§ Stated problem: Reproduce the records below exactly, leaving out any pictures.

§ Stored entries:
*****

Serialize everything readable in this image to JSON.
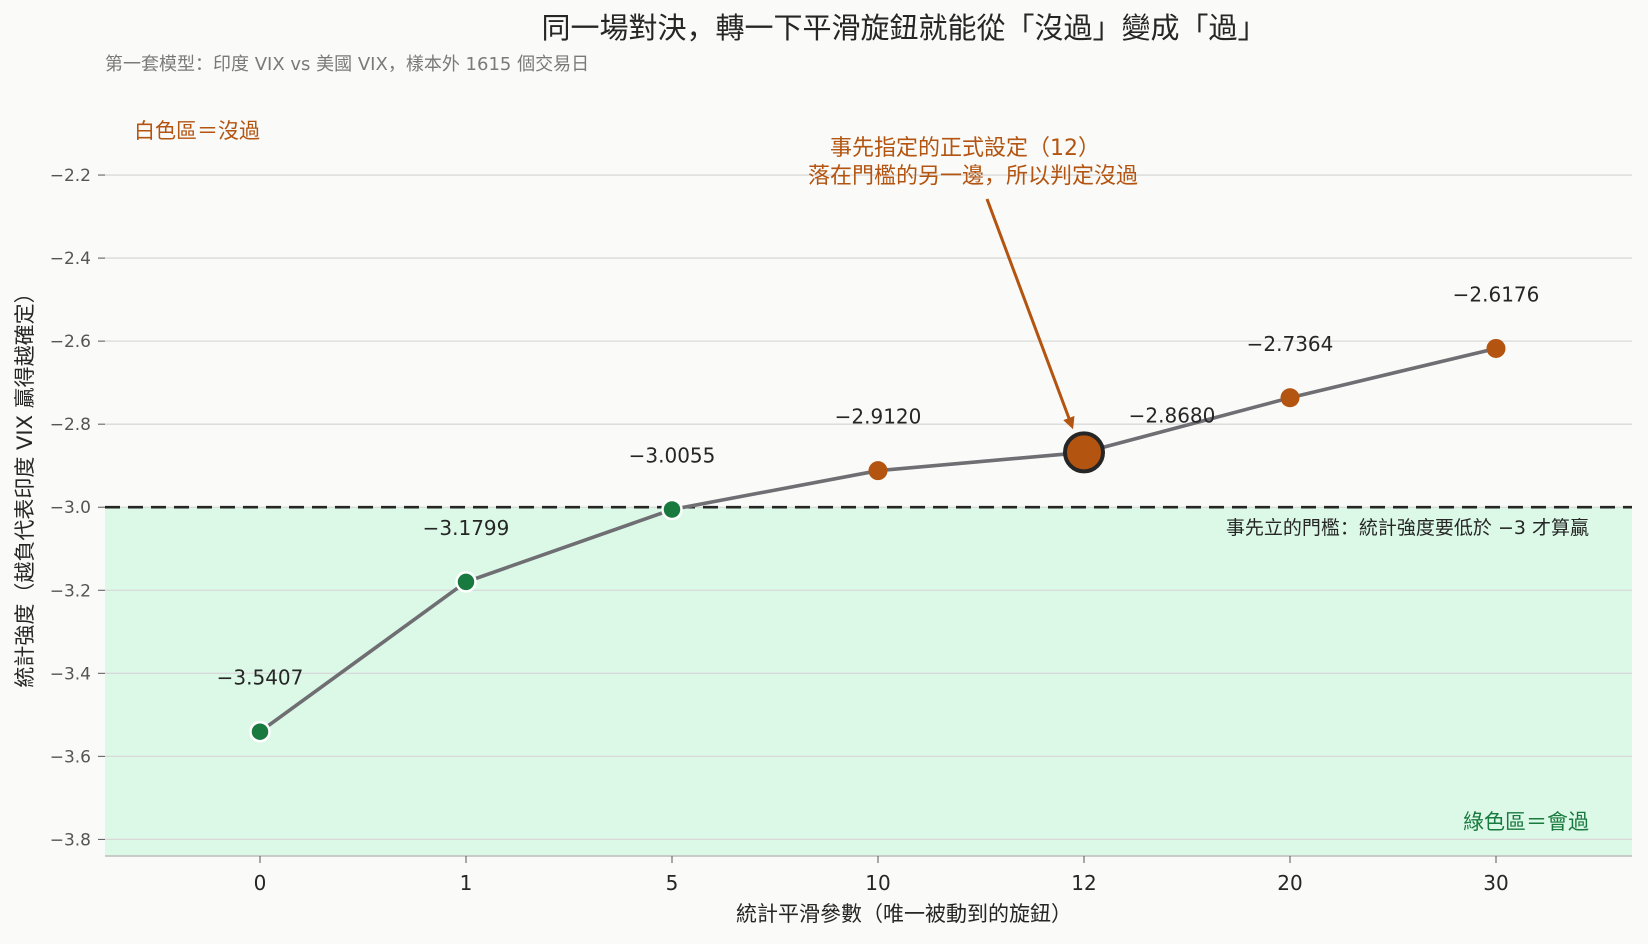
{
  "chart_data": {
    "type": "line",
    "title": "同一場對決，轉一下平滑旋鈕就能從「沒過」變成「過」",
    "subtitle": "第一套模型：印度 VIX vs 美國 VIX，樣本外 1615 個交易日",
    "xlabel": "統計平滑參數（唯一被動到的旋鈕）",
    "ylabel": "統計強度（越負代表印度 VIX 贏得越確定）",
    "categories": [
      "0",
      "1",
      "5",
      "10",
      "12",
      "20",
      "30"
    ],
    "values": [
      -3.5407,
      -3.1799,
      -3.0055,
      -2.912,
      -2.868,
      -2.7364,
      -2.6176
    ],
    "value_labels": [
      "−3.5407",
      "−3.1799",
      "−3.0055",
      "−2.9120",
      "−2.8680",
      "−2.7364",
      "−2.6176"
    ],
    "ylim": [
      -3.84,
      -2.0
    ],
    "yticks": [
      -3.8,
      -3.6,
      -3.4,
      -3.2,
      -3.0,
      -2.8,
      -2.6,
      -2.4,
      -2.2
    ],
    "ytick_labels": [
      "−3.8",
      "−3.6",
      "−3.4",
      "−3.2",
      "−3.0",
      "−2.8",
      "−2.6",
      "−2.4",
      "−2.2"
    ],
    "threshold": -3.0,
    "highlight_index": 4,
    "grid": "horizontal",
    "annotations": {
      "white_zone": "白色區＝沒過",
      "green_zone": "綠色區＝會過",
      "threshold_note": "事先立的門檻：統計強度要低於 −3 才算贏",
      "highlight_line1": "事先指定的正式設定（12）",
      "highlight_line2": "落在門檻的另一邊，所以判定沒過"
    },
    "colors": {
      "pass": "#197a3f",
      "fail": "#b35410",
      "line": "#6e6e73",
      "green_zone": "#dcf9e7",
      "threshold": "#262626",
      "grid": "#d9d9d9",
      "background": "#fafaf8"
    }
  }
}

*****

§ Written answer:
Serialize everything readable in this image to JSON.
{
  "chart_data": {
    "type": "line",
    "title": "同一場對決，轉一下平滑旋鈕就能從「沒過」變成「過」",
    "subtitle": "第一套模型：印度 VIX vs 美國 VIX，樣本外 1615 個交易日",
    "xlabel": "統計平滑參數（唯一被動到的旋鈕）",
    "ylabel": "統計強度（越負代表印度 VIX 贏得越確定）",
    "categories": [
      "0",
      "1",
      "5",
      "10",
      "12",
      "20",
      "30"
    ],
    "values": [
      -3.5407,
      -3.1799,
      -3.0055,
      -2.912,
      -2.868,
      -2.7364,
      -2.6176
    ],
    "value_labels": [
      "−3.5407",
      "−3.1799",
      "−3.0055",
      "−2.9120",
      "−2.8680",
      "−2.7364",
      "−2.6176"
    ],
    "ylim": [
      -3.84,
      -2.0
    ],
    "yticks": [
      -3.8,
      -3.6,
      -3.4,
      -3.2,
      -3.0,
      -2.8,
      -2.6,
      -2.4,
      -2.2
    ],
    "ytick_labels": [
      "−3.8",
      "−3.6",
      "−3.4",
      "−3.2",
      "−3.0",
      "−2.8",
      "−2.6",
      "−2.4",
      "−2.2"
    ],
    "threshold": -3.0,
    "highlight_index": 4,
    "grid": "horizontal",
    "annotations": {
      "white_zone": "白色區＝沒過",
      "green_zone": "綠色區＝會過",
      "threshold_note": "事先立的門檻：統計強度要低於 −3 才算贏",
      "highlight_line1": "事先指定的正式設定（12）",
      "highlight_line2": "落在門檻的另一邊，所以判定沒過"
    },
    "colors": {
      "pass": "#197a3f",
      "fail": "#b35410",
      "line": "#6e6e73",
      "green_zone": "#dcf9e7",
      "threshold": "#262626",
      "grid": "#d9d9d9",
      "background": "#fafaf8"
    }
  }
}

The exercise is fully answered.